▶ Task brief
Only a number is wanted: how many lines in the records below contain "nature"?

▶ Information provided

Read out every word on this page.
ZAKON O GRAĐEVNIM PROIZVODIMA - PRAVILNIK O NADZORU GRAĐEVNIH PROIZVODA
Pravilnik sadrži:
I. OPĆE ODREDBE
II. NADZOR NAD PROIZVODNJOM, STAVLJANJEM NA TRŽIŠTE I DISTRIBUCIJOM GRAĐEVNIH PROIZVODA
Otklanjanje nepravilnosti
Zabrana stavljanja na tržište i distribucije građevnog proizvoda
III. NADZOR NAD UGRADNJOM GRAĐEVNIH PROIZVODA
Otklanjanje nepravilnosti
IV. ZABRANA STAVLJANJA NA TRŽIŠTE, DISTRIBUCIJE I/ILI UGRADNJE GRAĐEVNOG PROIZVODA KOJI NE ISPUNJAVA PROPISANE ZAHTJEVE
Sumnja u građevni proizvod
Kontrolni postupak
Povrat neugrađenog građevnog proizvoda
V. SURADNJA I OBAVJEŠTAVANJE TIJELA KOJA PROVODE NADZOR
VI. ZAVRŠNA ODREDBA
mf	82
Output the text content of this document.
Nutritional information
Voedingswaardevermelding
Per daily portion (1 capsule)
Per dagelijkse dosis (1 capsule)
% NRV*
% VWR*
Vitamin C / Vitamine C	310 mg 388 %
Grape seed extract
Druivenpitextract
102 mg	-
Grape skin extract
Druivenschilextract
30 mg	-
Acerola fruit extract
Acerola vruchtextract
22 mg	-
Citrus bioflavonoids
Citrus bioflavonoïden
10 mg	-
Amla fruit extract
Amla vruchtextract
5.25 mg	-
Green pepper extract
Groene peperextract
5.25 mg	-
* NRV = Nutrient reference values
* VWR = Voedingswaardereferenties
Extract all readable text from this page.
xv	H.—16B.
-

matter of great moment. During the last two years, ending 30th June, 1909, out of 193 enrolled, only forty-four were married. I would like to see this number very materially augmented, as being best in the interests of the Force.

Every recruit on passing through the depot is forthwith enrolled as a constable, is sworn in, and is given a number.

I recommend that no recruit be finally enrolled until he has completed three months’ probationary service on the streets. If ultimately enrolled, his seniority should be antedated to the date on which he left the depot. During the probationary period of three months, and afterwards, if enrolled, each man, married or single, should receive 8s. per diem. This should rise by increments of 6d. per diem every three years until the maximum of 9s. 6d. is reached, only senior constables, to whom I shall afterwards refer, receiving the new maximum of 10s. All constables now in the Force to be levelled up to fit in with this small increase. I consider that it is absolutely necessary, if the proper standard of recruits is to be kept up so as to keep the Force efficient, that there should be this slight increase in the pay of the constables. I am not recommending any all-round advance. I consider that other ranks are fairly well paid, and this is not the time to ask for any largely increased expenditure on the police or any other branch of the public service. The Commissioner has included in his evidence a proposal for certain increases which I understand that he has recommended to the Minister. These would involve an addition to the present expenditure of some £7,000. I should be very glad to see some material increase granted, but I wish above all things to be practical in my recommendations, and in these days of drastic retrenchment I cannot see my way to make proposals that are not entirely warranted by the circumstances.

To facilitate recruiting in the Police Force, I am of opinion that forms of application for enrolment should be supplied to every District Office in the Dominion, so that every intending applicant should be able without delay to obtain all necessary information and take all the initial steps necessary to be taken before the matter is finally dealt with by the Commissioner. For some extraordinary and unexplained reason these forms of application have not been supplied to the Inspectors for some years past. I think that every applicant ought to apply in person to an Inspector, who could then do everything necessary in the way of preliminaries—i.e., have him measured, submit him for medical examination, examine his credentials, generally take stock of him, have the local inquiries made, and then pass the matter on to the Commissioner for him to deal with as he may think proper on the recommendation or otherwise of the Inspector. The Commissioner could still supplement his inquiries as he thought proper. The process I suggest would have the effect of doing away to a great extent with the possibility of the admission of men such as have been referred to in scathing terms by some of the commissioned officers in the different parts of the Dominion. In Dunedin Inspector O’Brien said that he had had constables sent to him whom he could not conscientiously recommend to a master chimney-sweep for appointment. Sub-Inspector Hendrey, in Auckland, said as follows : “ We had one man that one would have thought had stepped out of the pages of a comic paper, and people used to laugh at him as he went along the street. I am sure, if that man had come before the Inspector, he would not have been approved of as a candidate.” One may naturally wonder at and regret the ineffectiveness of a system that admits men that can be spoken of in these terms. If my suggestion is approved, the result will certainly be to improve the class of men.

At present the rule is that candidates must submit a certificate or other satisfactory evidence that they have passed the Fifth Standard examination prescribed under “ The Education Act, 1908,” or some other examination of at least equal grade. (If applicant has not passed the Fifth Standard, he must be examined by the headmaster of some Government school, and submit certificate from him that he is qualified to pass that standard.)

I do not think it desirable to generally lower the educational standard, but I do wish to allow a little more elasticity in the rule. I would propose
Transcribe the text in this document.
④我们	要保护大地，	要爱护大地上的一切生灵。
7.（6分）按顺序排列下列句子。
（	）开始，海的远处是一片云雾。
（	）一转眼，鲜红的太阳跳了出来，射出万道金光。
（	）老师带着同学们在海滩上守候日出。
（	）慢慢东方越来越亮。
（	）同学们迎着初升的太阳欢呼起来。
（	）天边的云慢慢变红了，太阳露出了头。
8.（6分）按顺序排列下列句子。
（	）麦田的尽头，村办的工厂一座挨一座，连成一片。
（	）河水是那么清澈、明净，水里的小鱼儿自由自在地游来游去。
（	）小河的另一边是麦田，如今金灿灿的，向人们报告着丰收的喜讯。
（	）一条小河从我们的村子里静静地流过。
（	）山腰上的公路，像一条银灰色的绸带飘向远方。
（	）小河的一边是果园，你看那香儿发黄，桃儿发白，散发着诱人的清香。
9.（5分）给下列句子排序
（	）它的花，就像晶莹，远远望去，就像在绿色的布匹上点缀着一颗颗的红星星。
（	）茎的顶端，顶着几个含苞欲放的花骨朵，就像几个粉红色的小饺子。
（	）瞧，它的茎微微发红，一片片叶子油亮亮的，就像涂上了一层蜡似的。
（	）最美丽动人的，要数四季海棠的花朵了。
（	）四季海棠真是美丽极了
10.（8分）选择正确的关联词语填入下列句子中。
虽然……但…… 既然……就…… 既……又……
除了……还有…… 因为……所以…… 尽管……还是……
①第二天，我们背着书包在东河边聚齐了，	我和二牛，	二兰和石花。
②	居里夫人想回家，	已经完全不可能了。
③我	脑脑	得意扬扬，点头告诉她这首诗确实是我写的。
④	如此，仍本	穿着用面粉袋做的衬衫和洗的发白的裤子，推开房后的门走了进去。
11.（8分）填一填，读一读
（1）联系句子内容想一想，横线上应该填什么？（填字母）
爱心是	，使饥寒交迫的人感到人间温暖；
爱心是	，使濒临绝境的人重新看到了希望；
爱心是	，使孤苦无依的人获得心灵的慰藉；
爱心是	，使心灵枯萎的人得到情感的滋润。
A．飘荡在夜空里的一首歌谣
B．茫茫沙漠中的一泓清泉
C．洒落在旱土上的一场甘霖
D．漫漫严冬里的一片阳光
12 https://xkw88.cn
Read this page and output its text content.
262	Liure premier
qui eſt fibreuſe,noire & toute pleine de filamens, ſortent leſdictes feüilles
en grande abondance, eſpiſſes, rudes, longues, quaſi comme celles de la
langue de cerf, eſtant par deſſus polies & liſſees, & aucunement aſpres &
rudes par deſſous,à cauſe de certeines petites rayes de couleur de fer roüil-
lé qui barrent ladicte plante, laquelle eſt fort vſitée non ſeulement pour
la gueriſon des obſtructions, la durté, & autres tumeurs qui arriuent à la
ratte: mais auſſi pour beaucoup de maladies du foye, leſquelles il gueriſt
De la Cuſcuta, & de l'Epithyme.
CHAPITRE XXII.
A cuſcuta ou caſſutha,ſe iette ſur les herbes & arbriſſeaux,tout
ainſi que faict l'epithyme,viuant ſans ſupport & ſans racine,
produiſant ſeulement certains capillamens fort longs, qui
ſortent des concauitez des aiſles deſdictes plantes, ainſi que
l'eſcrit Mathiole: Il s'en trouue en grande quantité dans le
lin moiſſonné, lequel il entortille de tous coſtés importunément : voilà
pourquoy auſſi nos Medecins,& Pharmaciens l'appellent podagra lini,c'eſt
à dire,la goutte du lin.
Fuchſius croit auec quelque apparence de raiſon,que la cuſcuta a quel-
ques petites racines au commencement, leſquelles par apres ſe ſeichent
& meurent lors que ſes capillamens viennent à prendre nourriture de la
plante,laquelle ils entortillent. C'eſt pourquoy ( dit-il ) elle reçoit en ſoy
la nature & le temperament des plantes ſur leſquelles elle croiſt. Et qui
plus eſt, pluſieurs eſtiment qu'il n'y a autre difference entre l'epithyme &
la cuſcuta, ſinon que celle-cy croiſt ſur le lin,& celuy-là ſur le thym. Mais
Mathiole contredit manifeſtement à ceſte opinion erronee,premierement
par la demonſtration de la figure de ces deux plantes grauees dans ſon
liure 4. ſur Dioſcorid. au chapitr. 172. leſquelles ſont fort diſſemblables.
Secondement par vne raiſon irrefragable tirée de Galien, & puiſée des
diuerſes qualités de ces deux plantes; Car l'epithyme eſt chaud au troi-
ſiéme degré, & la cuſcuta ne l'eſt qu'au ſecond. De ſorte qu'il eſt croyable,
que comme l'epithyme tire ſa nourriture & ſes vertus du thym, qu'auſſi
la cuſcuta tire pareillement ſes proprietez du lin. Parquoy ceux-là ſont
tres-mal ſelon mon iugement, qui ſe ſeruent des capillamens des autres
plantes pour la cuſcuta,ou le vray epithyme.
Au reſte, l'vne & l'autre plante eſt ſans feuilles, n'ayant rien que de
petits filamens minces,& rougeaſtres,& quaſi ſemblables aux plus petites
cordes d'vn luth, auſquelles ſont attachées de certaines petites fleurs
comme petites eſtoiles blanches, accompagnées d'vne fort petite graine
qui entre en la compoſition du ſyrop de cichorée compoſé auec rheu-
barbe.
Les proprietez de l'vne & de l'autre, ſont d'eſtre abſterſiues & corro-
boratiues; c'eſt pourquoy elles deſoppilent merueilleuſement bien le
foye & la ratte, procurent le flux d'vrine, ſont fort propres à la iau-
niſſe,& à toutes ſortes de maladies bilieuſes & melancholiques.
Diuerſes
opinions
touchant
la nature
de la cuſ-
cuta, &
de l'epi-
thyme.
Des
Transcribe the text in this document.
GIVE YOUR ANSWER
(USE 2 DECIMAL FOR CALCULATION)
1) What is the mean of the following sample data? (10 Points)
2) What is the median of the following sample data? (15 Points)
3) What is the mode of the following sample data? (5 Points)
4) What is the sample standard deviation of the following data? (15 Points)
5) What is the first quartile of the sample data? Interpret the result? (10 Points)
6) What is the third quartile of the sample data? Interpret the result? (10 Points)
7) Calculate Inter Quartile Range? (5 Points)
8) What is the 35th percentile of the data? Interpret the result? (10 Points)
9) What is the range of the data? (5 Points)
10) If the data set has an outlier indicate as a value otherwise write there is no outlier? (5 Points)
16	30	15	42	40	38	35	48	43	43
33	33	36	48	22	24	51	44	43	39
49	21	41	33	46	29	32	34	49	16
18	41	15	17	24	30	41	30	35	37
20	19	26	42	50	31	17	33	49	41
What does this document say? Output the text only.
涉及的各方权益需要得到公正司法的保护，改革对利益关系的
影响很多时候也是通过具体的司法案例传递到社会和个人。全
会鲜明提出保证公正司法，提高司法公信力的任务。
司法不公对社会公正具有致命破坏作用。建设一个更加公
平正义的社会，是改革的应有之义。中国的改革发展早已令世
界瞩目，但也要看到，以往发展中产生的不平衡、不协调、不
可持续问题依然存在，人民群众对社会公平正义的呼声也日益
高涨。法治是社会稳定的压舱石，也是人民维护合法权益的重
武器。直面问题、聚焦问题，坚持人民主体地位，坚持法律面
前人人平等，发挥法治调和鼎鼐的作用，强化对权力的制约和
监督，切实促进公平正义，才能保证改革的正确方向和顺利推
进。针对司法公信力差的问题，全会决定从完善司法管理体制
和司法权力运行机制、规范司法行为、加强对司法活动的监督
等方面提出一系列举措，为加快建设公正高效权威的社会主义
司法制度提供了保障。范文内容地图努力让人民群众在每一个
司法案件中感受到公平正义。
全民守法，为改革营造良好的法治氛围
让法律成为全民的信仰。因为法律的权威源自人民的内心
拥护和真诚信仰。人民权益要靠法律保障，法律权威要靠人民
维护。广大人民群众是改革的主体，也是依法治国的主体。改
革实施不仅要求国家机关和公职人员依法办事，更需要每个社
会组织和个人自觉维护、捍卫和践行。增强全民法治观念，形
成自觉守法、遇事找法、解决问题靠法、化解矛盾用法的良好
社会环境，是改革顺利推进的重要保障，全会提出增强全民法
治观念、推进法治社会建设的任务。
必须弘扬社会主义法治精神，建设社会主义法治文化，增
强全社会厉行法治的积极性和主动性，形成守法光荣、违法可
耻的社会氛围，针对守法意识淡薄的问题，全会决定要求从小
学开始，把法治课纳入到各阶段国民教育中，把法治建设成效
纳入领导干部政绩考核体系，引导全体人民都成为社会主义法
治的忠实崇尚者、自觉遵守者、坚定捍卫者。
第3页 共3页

▶ Response to this task
2